§ **GIVEN REQUEST**: Below is a block of data; give all of it again word for word.

── MATERIAL FOR THIS TASK

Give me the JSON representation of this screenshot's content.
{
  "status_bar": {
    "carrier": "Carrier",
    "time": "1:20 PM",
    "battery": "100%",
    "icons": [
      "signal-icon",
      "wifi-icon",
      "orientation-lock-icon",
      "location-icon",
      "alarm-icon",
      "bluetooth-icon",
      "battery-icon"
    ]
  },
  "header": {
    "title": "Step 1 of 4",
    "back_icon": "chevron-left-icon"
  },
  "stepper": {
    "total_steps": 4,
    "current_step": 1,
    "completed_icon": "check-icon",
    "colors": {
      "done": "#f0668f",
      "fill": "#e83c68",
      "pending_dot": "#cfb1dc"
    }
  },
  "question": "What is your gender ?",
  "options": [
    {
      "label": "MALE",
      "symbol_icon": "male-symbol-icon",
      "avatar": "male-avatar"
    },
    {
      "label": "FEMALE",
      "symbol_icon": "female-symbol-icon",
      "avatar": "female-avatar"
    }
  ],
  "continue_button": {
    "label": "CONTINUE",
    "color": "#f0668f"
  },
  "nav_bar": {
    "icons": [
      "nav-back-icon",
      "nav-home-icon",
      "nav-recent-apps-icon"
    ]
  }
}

────

§ **TASK ANSWER**:
Give me the JSON representation of this screenshot's content.
{
  "status_bar": {
    "carrier": "Carrier",
    "time": "1:20 PM",
    "battery": "100%",
    "icons": [
      "signal-icon",
      "wifi-icon",
      "orientation-lock-icon",
      "location-icon",
      "alarm-icon",
      "bluetooth-icon",
      "battery-icon"
    ]
  },
  "header": {
    "title": "Step 1 of 4",
    "back_icon": "chevron-left-icon"
  },
  "stepper": {
    "total_steps": 4,
    "current_step": 1,
    "completed_icon": "check-icon",
    "colors": {
      "done": "#f0668f",
      "fill": "#e83c68",
      "pending_dot": "#cfb1dc"
    }
  },
  "question": "What is your gender ?",
  "options": [
    {
      "label": "MALE",
      "symbol_icon": "male-symbol-icon",
      "avatar": "male-avatar"
    },
    {
      "label": "FEMALE",
      "symbol_icon": "female-symbol-icon",
      "avatar": "female-avatar"
    }
  ],
  "continue_button": {
    "label": "CONTINUE",
    "color": "#f0668f"
  },
  "nav_bar": {
    "icons": [
      "nav-back-icon",
      "nav-home-icon",
      "nav-recent-apps-icon"
    ]
  }
}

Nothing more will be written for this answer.